▶ EXTRACTED MATERIAL
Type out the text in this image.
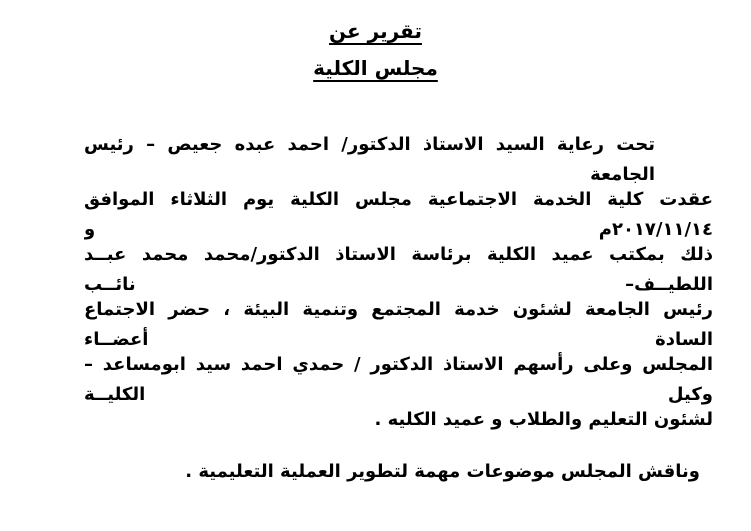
تقرير عن
مجلس الكلية
تحت رعاية السيد الاستاذ الدكتور/ احمد عبده جعيص – رئيس الجامعة
عقدت كلية الخدمة الاجتماعية مجلس الكلية يوم الثلاثاء الموافق ٢٠١٧/١١/١٤م و
ذلك بمكتب عميد الكلية برئاسة الاستاذ الدكتور/محمد محمد عبــد اللطيــف– نائــب
رئيس الجامعة لشئون خدمة المجتمع وتنمية البيئة ، حضر الاجتماع السادة أعضــاء
المجلس وعلى رأسهم الاستاذ الدكتور / حمدي احمد سيد ابومساعد – وكيل الكليــة
لشئون التعليم والطلاب و عميد الكليه .
وناقش المجلس موضوعات مهمة لتطوير العملية التعليمية .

▶ PROBLEM DESCRIPTION
Make an exact copy of every entry above, minus the images.

▶ SOLUTION TO THIS TASK
Type out the text in this image.
تقرير عن
مجلس الكلية
تحت رعاية السيد الاستاذ الدكتور/ احمد عبده جعيص – رئيس الجامعة
عقدت كلية الخدمة الاجتماعية مجلس الكلية يوم الثلاثاء الموافق ٢٠١٧/١١/١٤م و
ذلك بمكتب عميد الكلية برئاسة الاستاذ الدكتور/محمد محمد عبــد اللطيــف– نائــب
رئيس الجامعة لشئون خدمة المجتمع وتنمية البيئة ، حضر الاجتماع السادة أعضــاء
المجلس وعلى رأسهم الاستاذ الدكتور / حمدي احمد سيد ابومساعد – وكيل الكليــة
لشئون التعليم والطلاب و عميد الكليه .
وناقش المجلس موضوعات مهمة لتطوير العملية التعليمية .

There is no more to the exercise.